▶ Task objective
Reproduce the data in its entirety, exactly as supplied.

Items listed in a dataset:
- - -

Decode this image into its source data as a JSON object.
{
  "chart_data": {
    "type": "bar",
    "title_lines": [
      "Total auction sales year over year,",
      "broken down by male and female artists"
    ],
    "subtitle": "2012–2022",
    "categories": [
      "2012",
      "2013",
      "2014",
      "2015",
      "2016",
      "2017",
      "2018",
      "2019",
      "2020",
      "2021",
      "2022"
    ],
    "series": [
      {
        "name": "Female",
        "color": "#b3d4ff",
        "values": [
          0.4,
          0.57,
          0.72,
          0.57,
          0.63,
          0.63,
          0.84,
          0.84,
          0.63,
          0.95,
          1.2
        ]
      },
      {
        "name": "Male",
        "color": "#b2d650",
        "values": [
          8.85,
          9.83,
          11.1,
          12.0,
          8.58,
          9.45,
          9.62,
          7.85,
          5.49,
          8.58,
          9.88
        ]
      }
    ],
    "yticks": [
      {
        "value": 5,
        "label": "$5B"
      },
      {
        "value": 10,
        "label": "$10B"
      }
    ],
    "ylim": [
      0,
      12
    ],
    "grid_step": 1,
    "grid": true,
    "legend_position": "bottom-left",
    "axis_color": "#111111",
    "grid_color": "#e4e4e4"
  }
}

- - -

▶ Solution to this exercise
Decode this image into its source data as a JSON object.
{
  "chart_data": {
    "type": "bar",
    "title_lines": [
      "Total auction sales year over year,",
      "broken down by male and female artists"
    ],
    "subtitle": "2012–2022",
    "categories": [
      "2012",
      "2013",
      "2014",
      "2015",
      "2016",
      "2017",
      "2018",
      "2019",
      "2020",
      "2021",
      "2022"
    ],
    "series": [
      {
        "name": "Female",
        "color": "#b3d4ff",
        "values": [
          0.4,
          0.57,
          0.72,
          0.57,
          0.63,
          0.63,
          0.84,
          0.84,
          0.63,
          0.95,
          1.2
        ]
      },
      {
        "name": "Male",
        "color": "#b2d650",
        "values": [
          8.85,
          9.83,
          11.1,
          12.0,
          8.58,
          9.45,
          9.62,
          7.85,
          5.49,
          8.58,
          9.88
        ]
      }
    ],
    "yticks": [
      {
        "value": 5,
        "label": "$5B"
      },
      {
        "value": 10,
        "label": "$10B"
      }
    ],
    "ylim": [
      0,
      12
    ],
    "grid_step": 1,
    "grid": true,
    "legend_position": "bottom-left",
    "axis_color": "#111111",
    "grid_color": "#e4e4e4"
  }
}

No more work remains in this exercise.